## The data
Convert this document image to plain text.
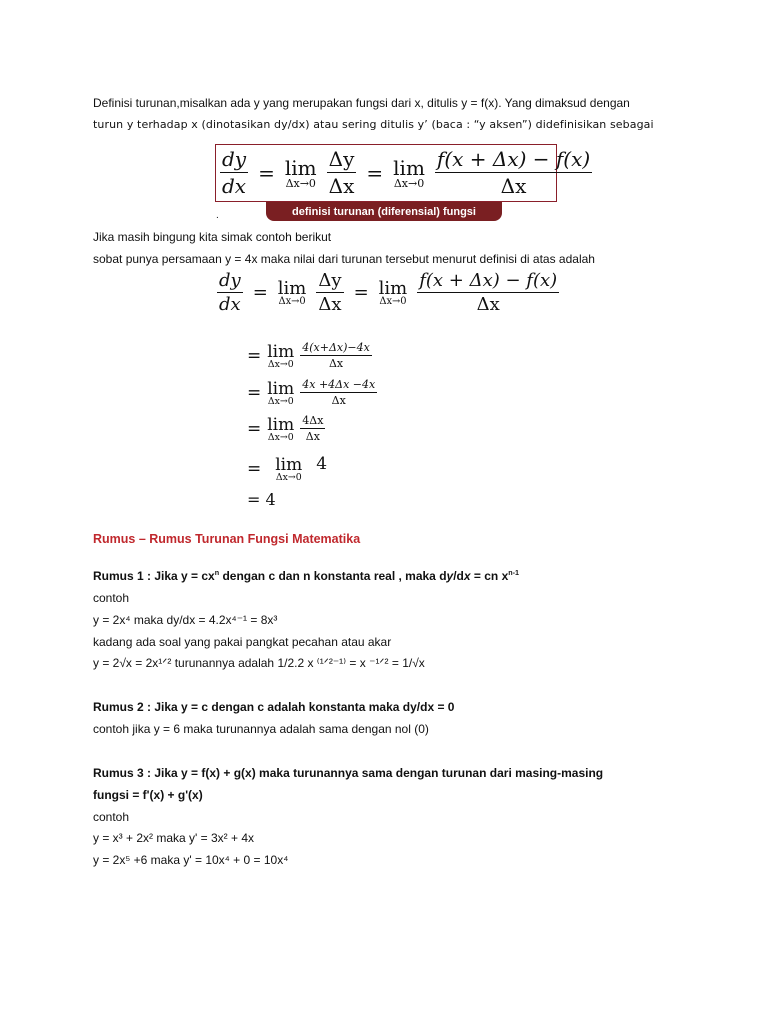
Definisi turunan,misalkan ada y yang merupakan fungsi dari x, ditulis y = f(x). Yang dimaksud dengan
turun y terhadap x (dinotasikan dy/dx) atau sering ditulis y’ (baca : “y aksen”) didefinisikan sebagai
$\frac{dy}{dx} = \lim$
$\Delta x\to 0 \frac{\Delta y}{\Delta x} = \lim$
$\Delta x\to 0 \frac{f(x + \Delta x) - f(x)}{\Delta x}$
definisi turunan (diferensial) fungsi
.
Jika masih bingung kita simak contoh berikut
sobat punya persamaan y = 4x maka nilai dari turunan tersebut menurut definisi di atas adalah
$\frac{dy}{dx} = \lim$
$\Delta x\to 0 \frac{\Delta y}{\Delta x} = \lim$
$\Delta x\to 0 \frac{f(x + \Delta x) - f(x)}{\Delta x}$
= lim
$\Delta x\to 0 \frac{4(x+\Delta x)-4x}{\Delta x}$
= lim
$\Delta x\to 0 \frac{4x +4\Delta x -4x}{\Delta x}$
= lim
$\Delta x\to 0 \frac{4\Delta x}{\Delta x}$
= lim
Δx→0
4
= 4
Rumus – Rumus Turunan Fungsi Matematika
Rumus 1 : Jika $y = cx^n$ dengan c dan n konstanta real , maka dy/dx = cn $x^{n-1}$
contoh
y = 2x⁴ maka dy/dx = 4.2x⁴⁻¹ = 8x³
kadang ada soal yang pakai pangkat pecahan atau akar
y = 2√x = 2x¹ᐟ² turunannya adalah 1/2.2 x ⁽¹ᐟ²⁻¹⁾ = x ⁻¹ᐟ² = 1/√x
Rumus 2 : Jika y = c dengan c adalah konstanta maka dy/dx = 0
contoh jika y = 6 maka turunannya adalah sama dengan nol (0)
Rumus 3 : Jika y = f(x) + g(x) maka turunannya sama dengan turunan dari masing-masing
fungsi = f'(x) + g'(x)
contoh
y = x³ + 2x² maka y' = 3x² + 4x
y = 2x⁵ +6 maka y' = 10x⁴ + 0 = 10x⁴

## Directive
In the records above, how many lines contain the string "turunannya"? State that number only.

## Task response
3